Material to process
━━━━━━━━

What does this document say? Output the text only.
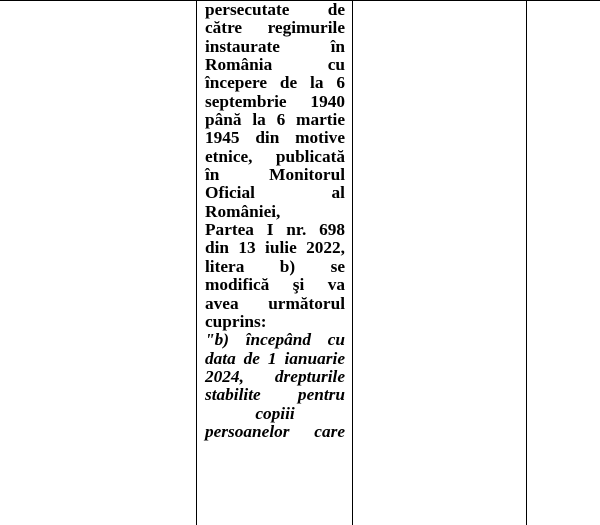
persecutate de
către regimurile
instaurate în
România cu
începere de la 6
septembrie 1940
până la 6 martie
1945 din motive
etnice, publicată
în Monitorul
Oficial al
României,
Partea I nr. 698
din 13 iulie 2022,
litera b) se
modifică şi va
avea următorul
cuprins:
"b) începând cu
data de 1 ianuarie
2024, drepturile
stabilite pentru
copiii
persoanelor care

━━━━━━━━

Your goal
Write out the whole listing exactly, and drop the pictures.

Response
What does this document say? Output the text only.
persecutate de
către regimurile
instaurate în
România cu
începere de la 6
septembrie 1940
până la 6 martie
1945 din motive
etnice, publicată
în Monitorul
Oficial al
României,
Partea I nr. 698
din 13 iulie 2022,
litera b) se
modifică şi va
avea următorul
cuprins:
"b) începând cu
data de 1 ianuarie
2024, drepturile
stabilite pentru
copiii
persoanelor care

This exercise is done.